Selected passage section start

Personal information
- Born: March 6, 1990 (age 35) Missouri City, Texas
- Nationality: American
- Listed height: 6 ft 5 in (1.96 m)
- Listed weight: 211 lb (96 kg)

Career information
- High school: Elkins (Missouri City, Texas)
- College: Washington (2008–2010); Texas A&M (2011–2013);
- NBA draft: 2013: undrafted
- Playing career: 2013–present

Career history
- 2013–2014: VL Pesaro
- 2014: Élan Chalon
- 2014–2015: New Basket Brindisi
- 2015–2017: Vanoli Cremona
- 2017–2018: Mens Sana Siena
- 2018: Napoli Basket
- 2018–2019: Eisbären Bremerhaven
- 2020: Ifaistos Limnou
- 2020–2021: PAOK Thessaloniki
- 2021: Iraklis Thessaloniki

Career highlights
- Second-team All-SEC (2013);

= Elston Turner Jr. =

American basketball player

Elston Howard Turner Jr. (born March 6, 1990) is an American professional basketball player who last played for Iraklis Thessaloniki of the Greek Basket League. A 6'5", 211 lbs small forward who can also play as a shooting guard, Turner played for Washington Huskies and at Texas A&M Aggies before going overseas to Europe to play for several clubs in Italy, France, Germany and Greece.

Selected passage section end

* _Exercise 1_:
Answer these questions from the Elston Turner Jr. profile:
(a) Which high school did he attend?
(b) Which club did he play for from 2015 to 2017?
(c) What honor did he receive in 2013?
* _Exercise 2_:
Carry on the Elston Turner Jr. profile from the point where it stops.
The data has no connection to the Elston Turner Jr. profile.

Material shown section start

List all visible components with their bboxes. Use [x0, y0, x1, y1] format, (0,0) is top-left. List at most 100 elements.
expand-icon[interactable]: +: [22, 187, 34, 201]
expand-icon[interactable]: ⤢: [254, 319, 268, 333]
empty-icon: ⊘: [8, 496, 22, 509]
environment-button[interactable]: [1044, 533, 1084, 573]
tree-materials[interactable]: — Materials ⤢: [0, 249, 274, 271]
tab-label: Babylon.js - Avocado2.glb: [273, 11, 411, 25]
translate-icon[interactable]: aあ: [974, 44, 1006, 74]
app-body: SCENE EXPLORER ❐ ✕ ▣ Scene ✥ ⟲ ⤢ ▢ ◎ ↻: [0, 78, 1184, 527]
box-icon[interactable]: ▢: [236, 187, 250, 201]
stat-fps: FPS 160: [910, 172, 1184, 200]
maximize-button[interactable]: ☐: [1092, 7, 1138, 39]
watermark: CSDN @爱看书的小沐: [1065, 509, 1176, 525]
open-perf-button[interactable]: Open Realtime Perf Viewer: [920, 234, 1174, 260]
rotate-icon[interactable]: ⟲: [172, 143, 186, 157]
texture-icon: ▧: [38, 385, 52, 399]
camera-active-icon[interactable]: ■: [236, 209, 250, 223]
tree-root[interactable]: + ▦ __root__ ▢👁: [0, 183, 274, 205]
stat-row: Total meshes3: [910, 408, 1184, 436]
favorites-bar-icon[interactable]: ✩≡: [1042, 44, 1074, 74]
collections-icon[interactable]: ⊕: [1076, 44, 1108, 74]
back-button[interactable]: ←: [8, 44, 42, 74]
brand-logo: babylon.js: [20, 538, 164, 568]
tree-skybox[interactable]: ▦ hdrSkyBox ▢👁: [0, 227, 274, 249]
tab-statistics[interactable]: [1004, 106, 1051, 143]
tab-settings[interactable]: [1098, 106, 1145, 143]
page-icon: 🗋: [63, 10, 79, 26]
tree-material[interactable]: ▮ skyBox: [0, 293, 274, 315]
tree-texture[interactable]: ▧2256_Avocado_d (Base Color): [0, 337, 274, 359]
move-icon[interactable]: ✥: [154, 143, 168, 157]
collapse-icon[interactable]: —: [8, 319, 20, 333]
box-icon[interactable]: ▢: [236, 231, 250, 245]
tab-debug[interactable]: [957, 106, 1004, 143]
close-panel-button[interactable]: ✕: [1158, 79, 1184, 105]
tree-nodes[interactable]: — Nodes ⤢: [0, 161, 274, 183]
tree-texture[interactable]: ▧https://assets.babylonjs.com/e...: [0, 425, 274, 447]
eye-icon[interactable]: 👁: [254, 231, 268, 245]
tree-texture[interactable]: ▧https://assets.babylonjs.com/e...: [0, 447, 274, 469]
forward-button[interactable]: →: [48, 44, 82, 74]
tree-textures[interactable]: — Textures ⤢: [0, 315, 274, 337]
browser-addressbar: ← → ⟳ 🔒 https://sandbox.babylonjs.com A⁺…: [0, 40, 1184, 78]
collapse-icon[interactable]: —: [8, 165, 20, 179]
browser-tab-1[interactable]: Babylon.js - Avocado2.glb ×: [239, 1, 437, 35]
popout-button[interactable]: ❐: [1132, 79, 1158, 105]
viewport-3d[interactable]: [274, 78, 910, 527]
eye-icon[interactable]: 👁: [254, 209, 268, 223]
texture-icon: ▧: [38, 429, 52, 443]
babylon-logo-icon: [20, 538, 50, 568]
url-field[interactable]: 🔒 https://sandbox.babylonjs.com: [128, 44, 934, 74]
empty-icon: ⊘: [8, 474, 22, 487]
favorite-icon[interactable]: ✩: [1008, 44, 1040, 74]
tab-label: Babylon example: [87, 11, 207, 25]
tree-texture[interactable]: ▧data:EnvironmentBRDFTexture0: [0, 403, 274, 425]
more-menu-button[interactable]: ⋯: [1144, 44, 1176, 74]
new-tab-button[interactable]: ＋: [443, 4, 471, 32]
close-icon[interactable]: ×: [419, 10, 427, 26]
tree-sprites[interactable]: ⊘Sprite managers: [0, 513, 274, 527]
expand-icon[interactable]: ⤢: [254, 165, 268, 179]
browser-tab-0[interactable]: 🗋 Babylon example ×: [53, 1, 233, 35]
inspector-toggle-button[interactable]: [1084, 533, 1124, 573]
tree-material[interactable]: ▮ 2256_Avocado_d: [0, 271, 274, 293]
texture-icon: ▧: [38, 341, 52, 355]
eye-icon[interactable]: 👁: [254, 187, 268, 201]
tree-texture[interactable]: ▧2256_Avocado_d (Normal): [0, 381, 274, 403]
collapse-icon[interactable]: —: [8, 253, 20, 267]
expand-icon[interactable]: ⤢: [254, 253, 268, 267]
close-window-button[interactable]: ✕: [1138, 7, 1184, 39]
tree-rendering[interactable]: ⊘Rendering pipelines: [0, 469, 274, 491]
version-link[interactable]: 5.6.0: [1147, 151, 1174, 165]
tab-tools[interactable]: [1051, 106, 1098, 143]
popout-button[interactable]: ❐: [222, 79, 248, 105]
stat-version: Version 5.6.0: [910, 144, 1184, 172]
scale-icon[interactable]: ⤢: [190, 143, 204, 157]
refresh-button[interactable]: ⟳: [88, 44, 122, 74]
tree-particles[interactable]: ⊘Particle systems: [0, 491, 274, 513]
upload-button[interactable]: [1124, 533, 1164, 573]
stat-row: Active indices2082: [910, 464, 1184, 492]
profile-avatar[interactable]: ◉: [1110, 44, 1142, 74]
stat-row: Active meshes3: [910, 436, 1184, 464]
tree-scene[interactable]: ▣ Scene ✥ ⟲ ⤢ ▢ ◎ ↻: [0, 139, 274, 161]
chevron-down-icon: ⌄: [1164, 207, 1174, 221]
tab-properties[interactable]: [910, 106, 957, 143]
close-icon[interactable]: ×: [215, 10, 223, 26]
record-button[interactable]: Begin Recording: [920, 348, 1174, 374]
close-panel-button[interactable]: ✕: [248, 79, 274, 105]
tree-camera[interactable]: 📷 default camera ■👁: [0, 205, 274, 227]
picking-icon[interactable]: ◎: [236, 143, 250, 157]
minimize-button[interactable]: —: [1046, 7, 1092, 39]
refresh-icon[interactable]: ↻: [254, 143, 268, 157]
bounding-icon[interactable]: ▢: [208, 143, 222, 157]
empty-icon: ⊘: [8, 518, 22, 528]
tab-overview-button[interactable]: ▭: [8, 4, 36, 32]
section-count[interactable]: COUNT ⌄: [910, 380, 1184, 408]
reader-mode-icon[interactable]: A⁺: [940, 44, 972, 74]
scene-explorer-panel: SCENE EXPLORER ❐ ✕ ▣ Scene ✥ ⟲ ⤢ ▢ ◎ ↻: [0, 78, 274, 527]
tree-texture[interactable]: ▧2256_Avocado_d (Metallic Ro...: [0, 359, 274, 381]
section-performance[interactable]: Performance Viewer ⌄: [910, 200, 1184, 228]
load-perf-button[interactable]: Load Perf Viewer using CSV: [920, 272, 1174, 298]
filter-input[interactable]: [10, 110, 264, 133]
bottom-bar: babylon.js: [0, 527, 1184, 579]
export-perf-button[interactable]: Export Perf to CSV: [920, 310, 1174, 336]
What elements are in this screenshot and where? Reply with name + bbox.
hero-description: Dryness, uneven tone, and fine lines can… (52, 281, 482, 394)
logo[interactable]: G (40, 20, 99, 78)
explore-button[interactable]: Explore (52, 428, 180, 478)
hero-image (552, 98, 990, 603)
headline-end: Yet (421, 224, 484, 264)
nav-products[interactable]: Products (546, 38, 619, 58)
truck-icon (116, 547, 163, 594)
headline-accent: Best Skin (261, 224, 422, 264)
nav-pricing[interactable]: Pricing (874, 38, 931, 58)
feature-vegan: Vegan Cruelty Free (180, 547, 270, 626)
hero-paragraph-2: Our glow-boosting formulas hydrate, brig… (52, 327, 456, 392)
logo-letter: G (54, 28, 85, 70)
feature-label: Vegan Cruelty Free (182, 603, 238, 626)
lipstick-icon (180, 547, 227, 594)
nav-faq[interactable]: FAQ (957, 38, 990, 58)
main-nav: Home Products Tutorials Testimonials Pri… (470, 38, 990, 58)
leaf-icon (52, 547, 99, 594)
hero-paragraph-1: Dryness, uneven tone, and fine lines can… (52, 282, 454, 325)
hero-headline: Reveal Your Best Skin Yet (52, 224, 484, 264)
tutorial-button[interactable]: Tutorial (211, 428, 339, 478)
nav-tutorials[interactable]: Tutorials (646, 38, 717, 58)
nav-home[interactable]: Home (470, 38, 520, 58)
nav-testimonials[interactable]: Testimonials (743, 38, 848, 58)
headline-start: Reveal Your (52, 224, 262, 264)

Material shown section end

* _Answer 1_:
(a) Elkins, in Missouri City, Texas
(b) Vanoli Cremona
(c) Second-team All-SEC

* _Answer 2_:
==High school==
Turner attended Elkins High School, in Missouri City, Texas, where he played high school basketball.

==College career==
Turner played college basketball for Washington Huskies, from 2008 to 2010 and for Texas A&M Aggies from 2011 to 2013. As a senior, he averaged 17.5 points, 3.0 rebounds, and 2.3 assists per game.

==Professional career==
Turner started his pro career with VL Pesaro of the LBA. On July 5, 2014, he moved to Élan Chalon. He only played one game with the French club, before joining New Basket Brindisi in Italy.

From 2015 until 2017, Turner joined Vanoli Cremona. The following season, he played with Mens Sana Siena and Cuore Napoli of the Serie A2.

The next year, he joined Eisbären Bremerhaven of the Basketball Bundesliga. With Bremerhaven, he went on to average 12.7 points, 2.5 rebounds and 3.8 assists per game.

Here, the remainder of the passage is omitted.